Exercise goal: Transcribe every line exactly and omit anything that is a picture.

Records about charts and figures:
=-=-=-=-=
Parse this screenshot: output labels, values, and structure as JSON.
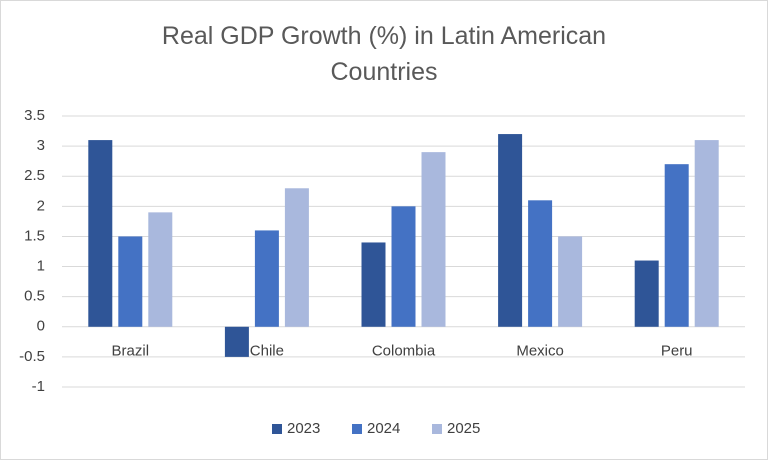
{
  "chart_data": {
    "type": "bar",
    "title": "Real GDP Growth (%)  in Latin American Countries",
    "categories": [
      "Brazil",
      "Chile",
      "Colombia",
      "Mexico",
      "Peru"
    ],
    "series": [
      {
        "name": "2023",
        "color": "#2f5597",
        "values": [
          3.1,
          -0.5,
          1.4,
          3.2,
          1.1
        ]
      },
      {
        "name": "2024",
        "color": "#4472c4",
        "values": [
          1.5,
          1.6,
          2.0,
          2.1,
          2.7
        ]
      },
      {
        "name": "2025",
        "color": "#a9b8dd",
        "values": [
          1.9,
          2.3,
          2.9,
          1.5,
          3.1
        ]
      }
    ],
    "ylim": [
      -1,
      3.5
    ],
    "yticks": [
      -1,
      -0.5,
      0,
      0.5,
      1,
      1.5,
      2,
      2.5,
      3,
      3.5
    ],
    "grid": true,
    "legend": "bottom"
  }
}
=-=-=-=-=
Answer to this problem:
Parse this screenshot: output labels, values, and structure as JSON.
{
  "chart_data": {
    "type": "bar",
    "title": "Real GDP Growth (%)  in Latin American Countries",
    "categories": [
      "Brazil",
      "Chile",
      "Colombia",
      "Mexico",
      "Peru"
    ],
    "series": [
      {
        "name": "2023",
        "color": "#2f5597",
        "values": [
          3.1,
          -0.5,
          1.4,
          3.2,
          1.1
        ]
      },
      {
        "name": "2024",
        "color": "#4472c4",
        "values": [
          1.5,
          1.6,
          2.0,
          2.1,
          2.7
        ]
      },
      {
        "name": "2025",
        "color": "#a9b8dd",
        "values": [
          1.9,
          2.3,
          2.9,
          1.5,
          3.1
        ]
      }
    ],
    "ylim": [
      -1,
      3.5
    ],
    "yticks": [
      -1,
      -0.5,
      0,
      0.5,
      1,
      1.5,
      2,
      2.5,
      3,
      3.5
    ],
    "grid": true,
    "legend": "bottom"
  }
}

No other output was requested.